Written problem: Here are some records; copy every line that holds the word "clustered".

Entries:
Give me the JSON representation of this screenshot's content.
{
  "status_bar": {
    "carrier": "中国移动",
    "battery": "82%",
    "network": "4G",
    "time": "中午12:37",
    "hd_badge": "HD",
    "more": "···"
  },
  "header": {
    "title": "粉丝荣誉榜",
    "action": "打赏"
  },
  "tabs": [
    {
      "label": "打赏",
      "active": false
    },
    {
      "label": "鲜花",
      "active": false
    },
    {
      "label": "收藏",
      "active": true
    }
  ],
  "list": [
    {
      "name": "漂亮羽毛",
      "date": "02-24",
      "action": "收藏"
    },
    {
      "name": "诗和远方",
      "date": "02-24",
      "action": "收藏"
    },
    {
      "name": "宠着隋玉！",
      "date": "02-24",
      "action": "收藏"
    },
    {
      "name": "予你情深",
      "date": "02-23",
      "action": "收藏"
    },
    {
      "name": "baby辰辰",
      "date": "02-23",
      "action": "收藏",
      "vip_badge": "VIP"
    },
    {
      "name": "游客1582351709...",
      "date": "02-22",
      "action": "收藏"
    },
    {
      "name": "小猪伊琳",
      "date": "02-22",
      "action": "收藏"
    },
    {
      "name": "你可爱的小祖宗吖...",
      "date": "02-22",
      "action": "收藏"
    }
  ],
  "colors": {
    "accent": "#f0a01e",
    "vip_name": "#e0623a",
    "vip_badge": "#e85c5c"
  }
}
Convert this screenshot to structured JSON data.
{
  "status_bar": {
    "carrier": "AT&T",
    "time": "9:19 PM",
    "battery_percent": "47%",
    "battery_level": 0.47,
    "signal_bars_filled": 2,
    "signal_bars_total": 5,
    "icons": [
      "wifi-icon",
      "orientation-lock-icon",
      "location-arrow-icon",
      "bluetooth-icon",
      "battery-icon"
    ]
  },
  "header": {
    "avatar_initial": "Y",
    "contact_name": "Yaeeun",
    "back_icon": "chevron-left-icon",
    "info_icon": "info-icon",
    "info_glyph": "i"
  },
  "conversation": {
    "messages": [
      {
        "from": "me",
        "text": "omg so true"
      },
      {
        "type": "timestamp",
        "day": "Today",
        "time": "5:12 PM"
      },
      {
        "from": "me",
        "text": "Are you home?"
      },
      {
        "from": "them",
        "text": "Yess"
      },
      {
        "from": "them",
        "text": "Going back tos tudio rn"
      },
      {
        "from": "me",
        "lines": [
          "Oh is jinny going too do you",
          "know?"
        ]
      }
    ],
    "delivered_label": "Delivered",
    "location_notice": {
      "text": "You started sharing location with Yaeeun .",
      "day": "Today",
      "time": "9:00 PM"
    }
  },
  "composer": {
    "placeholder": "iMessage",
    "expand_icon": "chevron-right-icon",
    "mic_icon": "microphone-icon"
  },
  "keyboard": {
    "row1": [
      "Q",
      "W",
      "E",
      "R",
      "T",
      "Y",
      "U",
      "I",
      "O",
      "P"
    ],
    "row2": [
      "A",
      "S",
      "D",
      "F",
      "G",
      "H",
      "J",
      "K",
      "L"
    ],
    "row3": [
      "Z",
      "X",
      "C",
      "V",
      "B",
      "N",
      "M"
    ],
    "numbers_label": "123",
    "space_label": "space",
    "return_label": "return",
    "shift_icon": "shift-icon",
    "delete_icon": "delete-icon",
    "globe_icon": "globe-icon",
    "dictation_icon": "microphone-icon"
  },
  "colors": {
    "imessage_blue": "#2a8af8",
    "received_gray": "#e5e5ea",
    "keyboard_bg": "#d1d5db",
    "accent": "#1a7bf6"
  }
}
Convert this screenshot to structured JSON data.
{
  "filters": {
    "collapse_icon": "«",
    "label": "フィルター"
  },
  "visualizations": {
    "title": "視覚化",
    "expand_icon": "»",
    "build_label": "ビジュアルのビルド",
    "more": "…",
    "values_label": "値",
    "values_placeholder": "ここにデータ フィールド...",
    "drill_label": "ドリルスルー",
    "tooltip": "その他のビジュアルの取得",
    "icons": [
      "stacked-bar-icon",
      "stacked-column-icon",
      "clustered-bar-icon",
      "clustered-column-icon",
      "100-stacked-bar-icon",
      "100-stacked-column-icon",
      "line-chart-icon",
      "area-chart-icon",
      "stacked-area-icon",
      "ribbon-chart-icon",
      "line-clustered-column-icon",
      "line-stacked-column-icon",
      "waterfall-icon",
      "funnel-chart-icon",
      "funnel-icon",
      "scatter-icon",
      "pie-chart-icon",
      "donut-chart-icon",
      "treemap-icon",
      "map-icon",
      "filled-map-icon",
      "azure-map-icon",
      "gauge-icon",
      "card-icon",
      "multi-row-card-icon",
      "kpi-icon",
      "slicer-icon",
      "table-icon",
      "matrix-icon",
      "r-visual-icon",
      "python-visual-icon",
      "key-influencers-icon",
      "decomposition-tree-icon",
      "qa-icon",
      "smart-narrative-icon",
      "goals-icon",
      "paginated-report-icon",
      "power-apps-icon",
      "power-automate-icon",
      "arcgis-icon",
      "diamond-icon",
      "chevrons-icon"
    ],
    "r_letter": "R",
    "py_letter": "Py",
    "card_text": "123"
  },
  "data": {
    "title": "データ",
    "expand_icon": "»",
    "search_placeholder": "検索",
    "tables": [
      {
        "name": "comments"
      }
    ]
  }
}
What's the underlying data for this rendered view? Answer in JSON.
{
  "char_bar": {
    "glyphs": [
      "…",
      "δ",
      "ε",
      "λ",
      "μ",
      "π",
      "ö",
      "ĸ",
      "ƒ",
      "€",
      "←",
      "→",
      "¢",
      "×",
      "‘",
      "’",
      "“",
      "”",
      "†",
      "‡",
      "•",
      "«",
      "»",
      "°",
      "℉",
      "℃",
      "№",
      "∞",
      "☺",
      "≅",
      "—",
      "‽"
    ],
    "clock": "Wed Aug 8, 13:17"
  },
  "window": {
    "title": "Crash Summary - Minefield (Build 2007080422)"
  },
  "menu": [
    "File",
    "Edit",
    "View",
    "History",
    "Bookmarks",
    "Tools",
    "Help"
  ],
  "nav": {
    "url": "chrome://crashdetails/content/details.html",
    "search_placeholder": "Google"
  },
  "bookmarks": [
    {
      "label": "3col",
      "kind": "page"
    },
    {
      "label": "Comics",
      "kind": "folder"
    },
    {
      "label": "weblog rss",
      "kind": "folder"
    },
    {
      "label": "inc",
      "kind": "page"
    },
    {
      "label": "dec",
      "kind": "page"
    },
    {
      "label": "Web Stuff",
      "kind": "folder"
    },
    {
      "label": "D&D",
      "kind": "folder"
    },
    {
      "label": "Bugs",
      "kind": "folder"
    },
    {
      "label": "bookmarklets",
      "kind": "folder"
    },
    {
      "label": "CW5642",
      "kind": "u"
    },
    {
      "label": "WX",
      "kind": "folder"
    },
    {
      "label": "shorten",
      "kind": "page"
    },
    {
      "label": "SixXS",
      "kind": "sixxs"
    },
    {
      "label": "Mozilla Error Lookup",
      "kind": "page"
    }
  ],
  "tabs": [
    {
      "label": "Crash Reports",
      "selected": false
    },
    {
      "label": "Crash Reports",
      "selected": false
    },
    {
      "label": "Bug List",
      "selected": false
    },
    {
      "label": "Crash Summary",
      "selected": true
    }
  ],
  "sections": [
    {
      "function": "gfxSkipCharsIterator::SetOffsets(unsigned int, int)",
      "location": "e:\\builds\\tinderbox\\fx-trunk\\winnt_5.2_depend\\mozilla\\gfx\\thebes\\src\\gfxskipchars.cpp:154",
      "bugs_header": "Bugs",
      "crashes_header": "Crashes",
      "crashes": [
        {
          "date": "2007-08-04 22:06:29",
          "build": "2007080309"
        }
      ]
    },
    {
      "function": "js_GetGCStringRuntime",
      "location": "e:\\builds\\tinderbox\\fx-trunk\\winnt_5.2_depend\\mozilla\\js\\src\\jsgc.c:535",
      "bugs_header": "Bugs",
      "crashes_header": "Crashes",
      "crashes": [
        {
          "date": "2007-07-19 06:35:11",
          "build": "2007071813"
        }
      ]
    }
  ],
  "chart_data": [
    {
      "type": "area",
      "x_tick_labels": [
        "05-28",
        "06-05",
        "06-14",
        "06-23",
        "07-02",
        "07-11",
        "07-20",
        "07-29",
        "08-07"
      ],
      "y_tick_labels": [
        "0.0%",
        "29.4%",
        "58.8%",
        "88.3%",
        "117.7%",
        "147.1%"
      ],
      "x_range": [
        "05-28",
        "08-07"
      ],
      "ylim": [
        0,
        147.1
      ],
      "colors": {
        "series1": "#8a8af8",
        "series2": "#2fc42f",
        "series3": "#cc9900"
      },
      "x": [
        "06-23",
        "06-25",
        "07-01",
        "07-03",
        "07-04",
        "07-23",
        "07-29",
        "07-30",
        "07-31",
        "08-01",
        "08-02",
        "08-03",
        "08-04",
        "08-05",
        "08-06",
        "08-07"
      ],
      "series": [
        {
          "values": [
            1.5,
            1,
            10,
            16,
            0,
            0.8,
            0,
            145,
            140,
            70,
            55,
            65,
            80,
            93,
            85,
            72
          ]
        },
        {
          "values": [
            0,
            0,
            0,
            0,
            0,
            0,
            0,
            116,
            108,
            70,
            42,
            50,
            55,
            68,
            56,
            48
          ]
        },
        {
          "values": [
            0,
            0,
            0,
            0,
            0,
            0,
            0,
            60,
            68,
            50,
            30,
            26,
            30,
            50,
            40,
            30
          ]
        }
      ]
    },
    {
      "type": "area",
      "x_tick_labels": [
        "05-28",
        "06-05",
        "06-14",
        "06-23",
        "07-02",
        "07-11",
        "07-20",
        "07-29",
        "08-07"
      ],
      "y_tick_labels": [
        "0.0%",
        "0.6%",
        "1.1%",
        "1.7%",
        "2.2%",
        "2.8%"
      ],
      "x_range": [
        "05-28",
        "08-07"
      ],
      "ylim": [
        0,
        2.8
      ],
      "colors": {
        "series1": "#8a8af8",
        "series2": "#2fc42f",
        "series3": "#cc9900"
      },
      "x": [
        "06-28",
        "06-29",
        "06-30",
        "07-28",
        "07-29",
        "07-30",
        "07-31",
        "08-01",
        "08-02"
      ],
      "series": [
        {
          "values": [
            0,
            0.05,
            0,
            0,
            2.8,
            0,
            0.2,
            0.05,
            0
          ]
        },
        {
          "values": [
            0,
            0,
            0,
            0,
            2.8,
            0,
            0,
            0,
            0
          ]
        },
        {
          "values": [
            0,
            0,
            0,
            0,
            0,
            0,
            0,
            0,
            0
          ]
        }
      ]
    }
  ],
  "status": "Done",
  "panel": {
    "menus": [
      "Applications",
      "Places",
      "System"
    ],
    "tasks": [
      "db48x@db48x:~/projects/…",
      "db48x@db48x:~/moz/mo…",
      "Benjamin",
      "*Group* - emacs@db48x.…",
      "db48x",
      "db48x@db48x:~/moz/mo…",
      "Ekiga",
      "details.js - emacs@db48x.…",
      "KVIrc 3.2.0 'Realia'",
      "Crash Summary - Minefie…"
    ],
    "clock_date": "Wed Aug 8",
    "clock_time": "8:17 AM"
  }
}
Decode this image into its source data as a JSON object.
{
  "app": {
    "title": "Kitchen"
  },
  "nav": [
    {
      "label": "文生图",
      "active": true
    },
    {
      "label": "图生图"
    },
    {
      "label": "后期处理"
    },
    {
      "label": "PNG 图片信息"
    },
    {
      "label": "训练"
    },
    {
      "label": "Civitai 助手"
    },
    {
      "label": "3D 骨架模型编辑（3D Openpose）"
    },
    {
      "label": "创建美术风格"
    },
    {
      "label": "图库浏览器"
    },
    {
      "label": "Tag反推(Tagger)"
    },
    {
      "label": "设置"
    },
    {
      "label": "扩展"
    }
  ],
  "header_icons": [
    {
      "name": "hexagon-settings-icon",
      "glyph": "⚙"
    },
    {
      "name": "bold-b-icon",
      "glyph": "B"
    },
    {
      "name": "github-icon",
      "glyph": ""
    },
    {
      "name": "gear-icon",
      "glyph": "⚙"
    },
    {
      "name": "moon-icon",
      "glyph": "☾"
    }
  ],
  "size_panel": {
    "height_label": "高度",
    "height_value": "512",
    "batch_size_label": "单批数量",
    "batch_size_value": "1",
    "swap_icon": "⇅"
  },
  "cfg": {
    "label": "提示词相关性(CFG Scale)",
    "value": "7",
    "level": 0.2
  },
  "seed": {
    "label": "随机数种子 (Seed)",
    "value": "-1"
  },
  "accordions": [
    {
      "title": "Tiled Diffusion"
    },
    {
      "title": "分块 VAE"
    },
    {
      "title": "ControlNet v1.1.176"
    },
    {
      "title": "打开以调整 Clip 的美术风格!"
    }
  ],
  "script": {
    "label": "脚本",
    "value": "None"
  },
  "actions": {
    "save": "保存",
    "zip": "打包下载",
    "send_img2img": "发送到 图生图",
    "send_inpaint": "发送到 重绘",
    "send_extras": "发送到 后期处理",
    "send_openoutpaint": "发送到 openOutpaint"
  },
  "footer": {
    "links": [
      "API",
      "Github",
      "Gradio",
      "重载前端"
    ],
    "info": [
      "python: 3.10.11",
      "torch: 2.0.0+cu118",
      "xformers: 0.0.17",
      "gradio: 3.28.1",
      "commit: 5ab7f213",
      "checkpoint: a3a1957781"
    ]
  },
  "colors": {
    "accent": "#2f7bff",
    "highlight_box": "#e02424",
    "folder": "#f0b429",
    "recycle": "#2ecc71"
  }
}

Task solution:
      "clustered-bar-icon",
      "clustered-column-icon",
      "line-clustered-column-icon",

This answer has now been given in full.